→ Task objective
Pull out each line of the data that includes the word "Козлова".

>> START Data rows

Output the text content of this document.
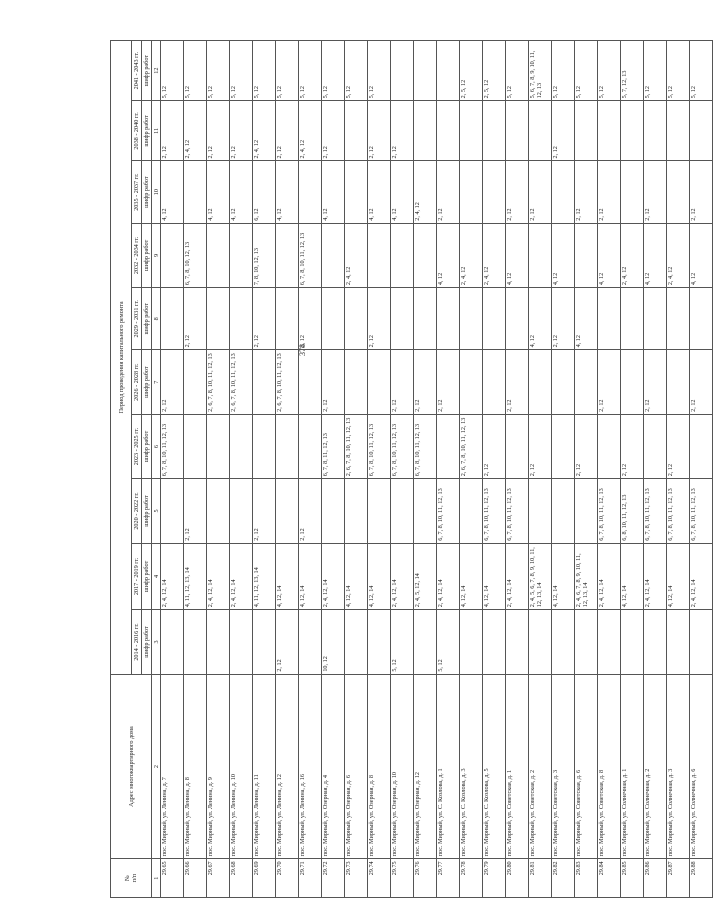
378
№
п/п	Адрес многоквартирного дома	Период проведения капитального ремонта									
		2014 - 2016 гг.	2017 - 2019 гг.	2020 - 2022 гг.	2023 - 2025 гг.	2026 - 2028 гг.	2029 - 2031 гг.	2032 - 2034 гг.	2035 - 2037 гг.	2038 - 2040 гг.	2041 - 2043 гг.
		шифр работ	шифр работ	шифр работ	шифр работ	шифр работ	шифр работ	шифр работ	шифр работ	шифр работ	шифр работ
1	2	3	4	5	6	7	8	9	10	11	12
29.65	пос. Мирный, ул. Ленина, д. 7		2, 4, 12, 14		6, 7, 8, 10, 11, 12, 13	2, 12			4, 12	2, 12	5, 12
29.66	пос. Мирный, ул. Ленина, д. 8		4, 11, 12, 13, 14	2, 12			2, 12	6, 7, 8, 10, 12, 13		2, 4, 12	5, 12
29.67	пос. Мирный, ул. Ленина, д. 9		2, 4, 12, 14			2, 6, 7, 8, 10, 11, 12, 13			4, 12	2, 12	5, 12
29.68	пос. Мирный, ул. Ленина, д. 10		2, 4, 12, 14			2, 6, 7, 8, 10, 11, 12, 13			4, 12	2, 12	5, 12
29.69	пос. Мирный, ул. Ленина, д. 11		4, 11, 12, 13, 14	2, 12			2, 12	7, 8, 10, 12, 13	6, 12	2, 4, 12	5, 12
29.70	пос. Мирный, ул. Ленина, д. 12	2, 12	4, 12, 14			2, 6, 7, 8, 10, 11, 12, 13			4, 12	2, 12	5, 12
29.71	пос. Мирный, ул. Ленина, д. 16		4, 12, 14	2, 12			2, 12	6, 7, 8, 10, 11, 12, 13		2, 4, 12	5, 12
29.72	пос. Мирный, ул. Озерная, д. 4	10, 12	2, 4, 12, 14		6, 7, 8, 11, 12, 13	2, 12			4, 12	2, 12	5, 12
29.73	пос. Мирный, ул. Озерная, д. 6		4, 12, 14		2, 6, 7, 8, 10, 11, 12, 13			2, 4, 12			5, 12
29.74	пос. Мирный, ул. Озерная, д. 8		4, 12, 14		6, 7, 8, 10, 11, 12, 13		2, 12		4, 12	2, 12	5, 12
29.75	пос. Мирный, ул. Озерная, д. 10	5, 12	2, 4, 12, 14		6, 7, 8, 10, 11, 12, 13	2, 12			4, 12	2, 12	
29.76	пос. Мирный, ул. Озерная, д. 12		2, 4, 5, 12, 14		6, 7, 8, 10, 11, 12, 13	2, 12			2, 4, 12		
29.77	пос. Мирный, ул. С. Козлова, д. 1	5, 12	2, 4, 12, 14	6, 7, 8, 10, 11, 12, 13		2, 12		4, 12	2, 12		
29.78	пос. Мирный, ул. С. Козлова, д. 3		4, 12, 14		2, 6, 7, 8, 10, 11, 12, 13			2, 4, 12			2, 5, 12
29.79	пос. Мирный, ул. С. Козлова, д. 5		4, 12, 14	6, 7, 8, 10, 11, 12, 13	2, 12			2, 4, 12			2, 5, 12
29.80	пос. Мирный, ул. Советская, д. 1		2, 4, 12, 14	6, 7, 8, 10, 11, 12, 13		2, 12		4, 12	2, 12		5, 12
29.81	пос. Мирный, ул. Советская, д. 2		2, 4, 5, 6, 7, 8, 9, 10, 11, 12, 13, 14		2, 12		4, 12		2, 12		5, 6, 7, 8, 9, 10, 11, 12, 13
29.82	пос. Мирный, ул. Советская, д. 3		4, 12, 14				2, 12	4, 12		2, 12	5, 12
29.83	пос. Мирный, ул. Советская, д. 6		2, 4, 6, 7, 8, 9, 10, 11, 12, 13, 14		2, 12		4, 12		2, 12		5, 12
29.84	пос. Мирный, ул. Советская, д. 8		2, 4, 12, 14	6, 7, 8, 10, 11, 12, 13		2, 12		4, 12	2, 12		5, 12
29.85	пос. Мирный, ул. Солнечная, д. 1		4, 12, 14	6, 8, 10, 11, 12, 13	2, 12			2, 4, 12			5, 7, 12, 13
29.86	пос. Мирный, ул. Солнечная, д. 2		2, 4, 12, 14	6, 7, 8, 10, 11, 12, 13		2, 12		4, 12	2, 12		5, 12
29.87	пос. Мирный, ул. Солнечная, д. 3		4, 12, 14	6, 7, 8, 10, 11, 12, 13	2, 12			2, 4, 12			5, 12
29.88	пос. Мирный, ул. Солнечная, д. 6		2, 4, 12, 14	6, 7, 8, 10, 11, 12, 13		2, 12		4, 12	2, 12		5, 12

>> END Data rows

→ Complete response
29.77	пос. Мирный, ул. С. Козлова, д. 1	5, 12	2, 4, 12, 14	6, 7, 8, 10, 11, 12, 13		2, 12		4, 12	2, 12		
29.78	пос. Мирный, ул. С. Козлова, д. 3		4, 12, 14		2, 6, 7, 8, 10, 11, 12, 13			2, 4, 12			2, 5, 12
29.79	пос. Мирный, ул. С. Козлова, д. 5		4, 12, 14	6, 7, 8, 10, 11, 12, 13	2, 12			2, 4, 12			2, 5, 12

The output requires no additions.